**Given instruction**
Repeat the material below word for word and leave out all pictures.

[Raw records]
————

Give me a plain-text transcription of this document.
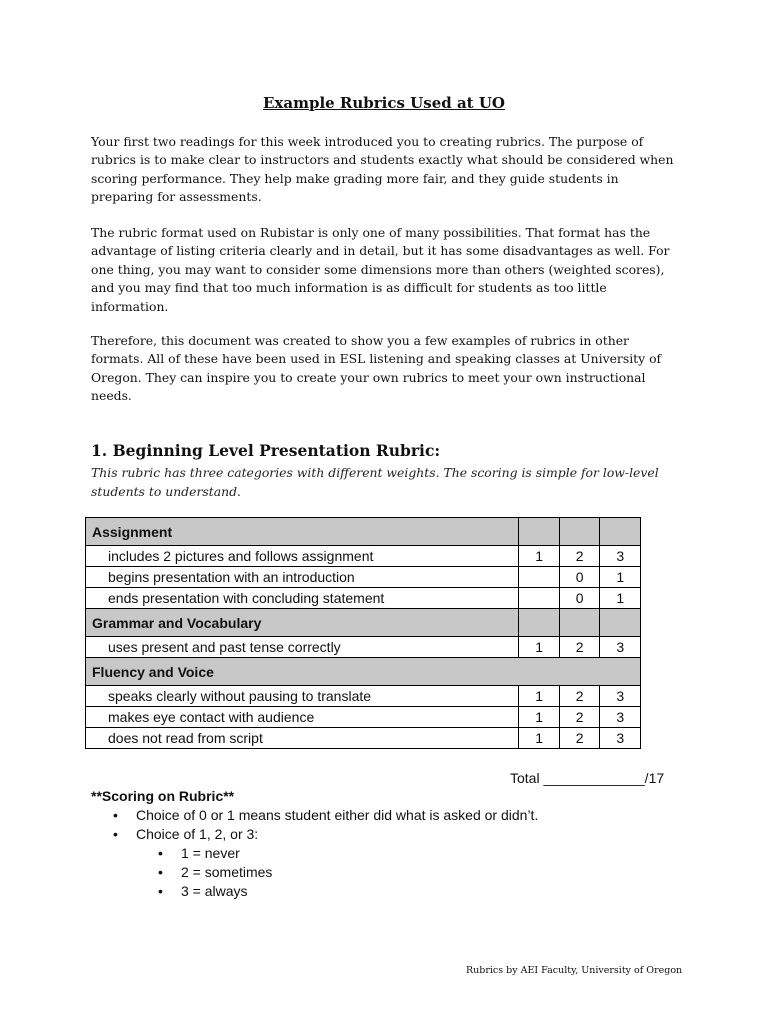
Example Rubrics Used at UO

Your first two readings for this week introduced you to creating rubrics. The purpose of rubrics is to make clear to instructors and students exactly what should be considered when scoring performance. They help make grading more fair, and they guide students in preparing for assessments.

The rubric format used on Rubistar is only one of many possibilities. That format has the advantage of listing criteria clearly and in detail, but it has some disadvantages as well. For one thing, you may want to consider some dimensions more than others (weighted scores), and you may find that too much information is as difficult for students as too little information.

Therefore, this document was created to show you a few examples of rubrics in other formats. All of these have been used in ESL listening and speaking classes at University of Oregon. They can inspire you to create your own rubrics to meet your own instructional needs.

1. Beginning Level Presentation Rubric:

This rubric has three categories with different weights. The scoring is simple for low-level students to understand.

Assignment			
includes 2 pictures and follows assignment	1	2	3
begins presentation with an introduction		0	1
ends presentation with concluding statement		0	1
Grammar and Vocabulary			
uses present and past tense correctly	1	2	3
Fluency and Voice			
speaks clearly without pausing to translate	1	2	3
makes eye contact with audience	1	2	3
does not read from script	1	2	3
Total _____________/17
**Scoring on Rubric**
• Choice of 0 or 1 means student either did what is asked or didn’t.
• Choice of 1, 2, or 3:
• 1 = never
• 2 = sometimes
• 3 = always
Rubrics by AEI Faculty, University of Oregon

————

**Written solution**
Give me a plain-text transcription of this document.
Example Rubrics Used at UO

Your first two readings for this week introduced you to creating rubrics. The purpose of rubrics is to make clear to instructors and students exactly what should be considered when scoring performance. They help make grading more fair, and they guide students in preparing for assessments.

The rubric format used on Rubistar is only one of many possibilities. That format has the advantage of listing criteria clearly and in detail, but it has some disadvantages as well. For one thing, you may want to consider some dimensions more than others (weighted scores), and you may find that too much information is as difficult for students as too little information.

Therefore, this document was created to show you a few examples of rubrics in other formats. All of these have been used in ESL listening and speaking classes at University of Oregon. They can inspire you to create your own rubrics to meet your own instructional needs.

1. Beginning Level Presentation Rubric:

This rubric has three categories with different weights. The scoring is simple for low-level students to understand.

Assignment			
includes 2 pictures and follows assignment	1	2	3
begins presentation with an introduction		0	1
ends presentation with concluding statement		0	1
Grammar and Vocabulary			
uses present and past tense correctly	1	2	3
Fluency and Voice			
speaks clearly without pausing to translate	1	2	3
makes eye contact with audience	1	2	3
does not read from script	1	2	3
Total _____________/17
**Scoring on Rubric**
• Choice of 0 or 1 means student either did what is asked or didn’t.
• Choice of 1, 2, or 3:
• 1 = never
• 2 = sometimes
• 3 = always
Rubrics by AEI Faculty, University of Oregon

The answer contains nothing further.